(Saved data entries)
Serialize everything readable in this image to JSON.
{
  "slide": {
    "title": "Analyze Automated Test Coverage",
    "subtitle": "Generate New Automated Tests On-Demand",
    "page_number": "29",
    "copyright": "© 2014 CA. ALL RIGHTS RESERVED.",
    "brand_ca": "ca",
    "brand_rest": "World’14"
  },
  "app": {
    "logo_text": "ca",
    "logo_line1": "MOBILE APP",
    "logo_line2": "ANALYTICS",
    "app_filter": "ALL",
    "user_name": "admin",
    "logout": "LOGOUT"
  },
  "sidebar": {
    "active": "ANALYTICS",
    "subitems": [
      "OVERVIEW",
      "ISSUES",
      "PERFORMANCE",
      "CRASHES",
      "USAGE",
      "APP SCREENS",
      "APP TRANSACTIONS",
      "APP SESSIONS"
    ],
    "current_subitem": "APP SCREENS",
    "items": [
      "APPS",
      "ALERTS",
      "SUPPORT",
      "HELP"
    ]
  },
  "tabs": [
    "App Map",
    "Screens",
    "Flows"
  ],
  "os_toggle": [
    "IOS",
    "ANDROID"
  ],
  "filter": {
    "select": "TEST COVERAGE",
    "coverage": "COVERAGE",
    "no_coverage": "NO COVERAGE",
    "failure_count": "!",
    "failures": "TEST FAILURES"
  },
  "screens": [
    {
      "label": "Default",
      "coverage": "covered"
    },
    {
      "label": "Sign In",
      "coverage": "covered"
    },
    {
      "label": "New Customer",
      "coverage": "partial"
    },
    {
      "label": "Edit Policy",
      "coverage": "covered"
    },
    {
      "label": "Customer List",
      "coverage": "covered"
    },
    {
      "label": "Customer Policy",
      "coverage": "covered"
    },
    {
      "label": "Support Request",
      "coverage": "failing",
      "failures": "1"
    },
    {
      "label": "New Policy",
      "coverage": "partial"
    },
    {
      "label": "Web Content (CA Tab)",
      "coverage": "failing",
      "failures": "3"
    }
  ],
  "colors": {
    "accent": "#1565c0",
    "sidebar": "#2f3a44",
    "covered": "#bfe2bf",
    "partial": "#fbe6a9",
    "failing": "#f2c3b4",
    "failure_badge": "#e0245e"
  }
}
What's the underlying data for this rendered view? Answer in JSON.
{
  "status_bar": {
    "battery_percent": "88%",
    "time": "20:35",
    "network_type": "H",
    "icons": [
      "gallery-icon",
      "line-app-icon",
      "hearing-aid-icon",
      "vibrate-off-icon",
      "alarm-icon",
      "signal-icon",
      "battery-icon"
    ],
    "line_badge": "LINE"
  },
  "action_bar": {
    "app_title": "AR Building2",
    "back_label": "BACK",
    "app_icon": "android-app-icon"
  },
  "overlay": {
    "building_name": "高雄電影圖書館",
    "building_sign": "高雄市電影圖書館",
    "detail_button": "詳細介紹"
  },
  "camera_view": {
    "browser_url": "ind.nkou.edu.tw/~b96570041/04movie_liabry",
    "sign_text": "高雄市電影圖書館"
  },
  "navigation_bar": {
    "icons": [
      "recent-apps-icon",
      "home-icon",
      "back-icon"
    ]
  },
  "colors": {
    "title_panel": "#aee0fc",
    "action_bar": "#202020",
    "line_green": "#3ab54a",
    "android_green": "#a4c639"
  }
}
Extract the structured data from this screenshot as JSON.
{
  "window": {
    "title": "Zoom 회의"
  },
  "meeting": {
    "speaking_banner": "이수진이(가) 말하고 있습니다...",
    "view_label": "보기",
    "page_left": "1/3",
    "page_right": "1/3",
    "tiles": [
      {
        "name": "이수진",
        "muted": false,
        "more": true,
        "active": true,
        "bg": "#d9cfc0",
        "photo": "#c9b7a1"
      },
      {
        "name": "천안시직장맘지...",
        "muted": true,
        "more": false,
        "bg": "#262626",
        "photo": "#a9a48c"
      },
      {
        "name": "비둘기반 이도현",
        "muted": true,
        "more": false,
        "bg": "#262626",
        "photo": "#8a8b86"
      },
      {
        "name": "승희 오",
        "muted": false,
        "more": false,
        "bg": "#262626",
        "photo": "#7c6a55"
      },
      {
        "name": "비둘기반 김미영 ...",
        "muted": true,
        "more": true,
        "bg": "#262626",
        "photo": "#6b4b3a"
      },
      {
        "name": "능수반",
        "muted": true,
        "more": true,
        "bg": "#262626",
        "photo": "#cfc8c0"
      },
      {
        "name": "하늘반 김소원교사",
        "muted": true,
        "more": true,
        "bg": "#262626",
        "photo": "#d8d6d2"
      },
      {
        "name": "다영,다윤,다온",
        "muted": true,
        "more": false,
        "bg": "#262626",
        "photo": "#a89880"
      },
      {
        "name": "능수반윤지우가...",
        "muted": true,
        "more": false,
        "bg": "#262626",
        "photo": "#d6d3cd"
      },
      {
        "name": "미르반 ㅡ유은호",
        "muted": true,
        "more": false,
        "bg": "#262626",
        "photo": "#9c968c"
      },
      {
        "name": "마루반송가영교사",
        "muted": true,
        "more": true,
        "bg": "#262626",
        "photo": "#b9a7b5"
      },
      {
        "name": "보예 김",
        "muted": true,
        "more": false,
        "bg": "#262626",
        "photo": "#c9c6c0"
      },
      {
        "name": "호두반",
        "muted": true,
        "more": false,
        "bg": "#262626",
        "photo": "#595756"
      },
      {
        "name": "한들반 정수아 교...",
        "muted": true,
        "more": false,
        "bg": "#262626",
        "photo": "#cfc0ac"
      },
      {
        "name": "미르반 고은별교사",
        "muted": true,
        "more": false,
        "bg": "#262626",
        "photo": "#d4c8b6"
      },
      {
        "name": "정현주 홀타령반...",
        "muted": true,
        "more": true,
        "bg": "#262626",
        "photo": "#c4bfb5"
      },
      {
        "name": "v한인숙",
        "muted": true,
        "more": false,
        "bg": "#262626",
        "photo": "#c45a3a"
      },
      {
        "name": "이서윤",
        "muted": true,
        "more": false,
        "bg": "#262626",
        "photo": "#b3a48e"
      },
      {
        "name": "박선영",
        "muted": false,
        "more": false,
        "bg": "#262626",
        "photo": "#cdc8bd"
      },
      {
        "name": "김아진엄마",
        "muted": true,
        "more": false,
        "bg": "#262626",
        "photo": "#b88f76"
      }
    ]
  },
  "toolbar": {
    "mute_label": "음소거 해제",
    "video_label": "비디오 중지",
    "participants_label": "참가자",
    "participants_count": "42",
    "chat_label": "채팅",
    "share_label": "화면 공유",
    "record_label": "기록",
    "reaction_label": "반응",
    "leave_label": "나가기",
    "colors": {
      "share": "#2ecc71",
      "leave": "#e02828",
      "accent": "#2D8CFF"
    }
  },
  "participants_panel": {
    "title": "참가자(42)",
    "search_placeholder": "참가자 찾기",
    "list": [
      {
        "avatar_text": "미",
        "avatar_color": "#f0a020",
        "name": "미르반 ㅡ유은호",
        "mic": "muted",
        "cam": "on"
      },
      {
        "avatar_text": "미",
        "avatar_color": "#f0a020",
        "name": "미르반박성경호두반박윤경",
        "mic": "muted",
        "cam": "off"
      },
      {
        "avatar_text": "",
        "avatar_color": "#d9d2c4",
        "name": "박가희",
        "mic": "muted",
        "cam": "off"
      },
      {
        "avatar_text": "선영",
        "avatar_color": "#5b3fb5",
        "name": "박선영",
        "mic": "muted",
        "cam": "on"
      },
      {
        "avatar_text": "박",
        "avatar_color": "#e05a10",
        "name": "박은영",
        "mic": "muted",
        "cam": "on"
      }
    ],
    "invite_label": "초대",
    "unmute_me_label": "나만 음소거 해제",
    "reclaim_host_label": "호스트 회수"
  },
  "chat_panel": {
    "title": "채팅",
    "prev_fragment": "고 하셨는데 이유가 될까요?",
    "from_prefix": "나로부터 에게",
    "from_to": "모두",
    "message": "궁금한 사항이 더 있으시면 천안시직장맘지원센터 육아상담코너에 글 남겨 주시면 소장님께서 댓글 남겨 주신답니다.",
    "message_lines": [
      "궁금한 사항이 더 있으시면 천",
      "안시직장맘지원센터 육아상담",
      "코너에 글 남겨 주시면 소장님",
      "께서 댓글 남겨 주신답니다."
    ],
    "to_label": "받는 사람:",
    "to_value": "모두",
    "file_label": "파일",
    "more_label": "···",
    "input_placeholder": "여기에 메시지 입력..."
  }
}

-- The request --
Select every line in the material above where the string "주신답니다" occurs, and copy it.

-- Exercise response --
    "message": "궁금한 사항이 더 있으시면 천안시직장맘지원센터 육아상담코너에 글 남겨 주시면 소장님께서 댓글 남겨 주신답니다.",
      "께서 댓글 남겨 주신답니다."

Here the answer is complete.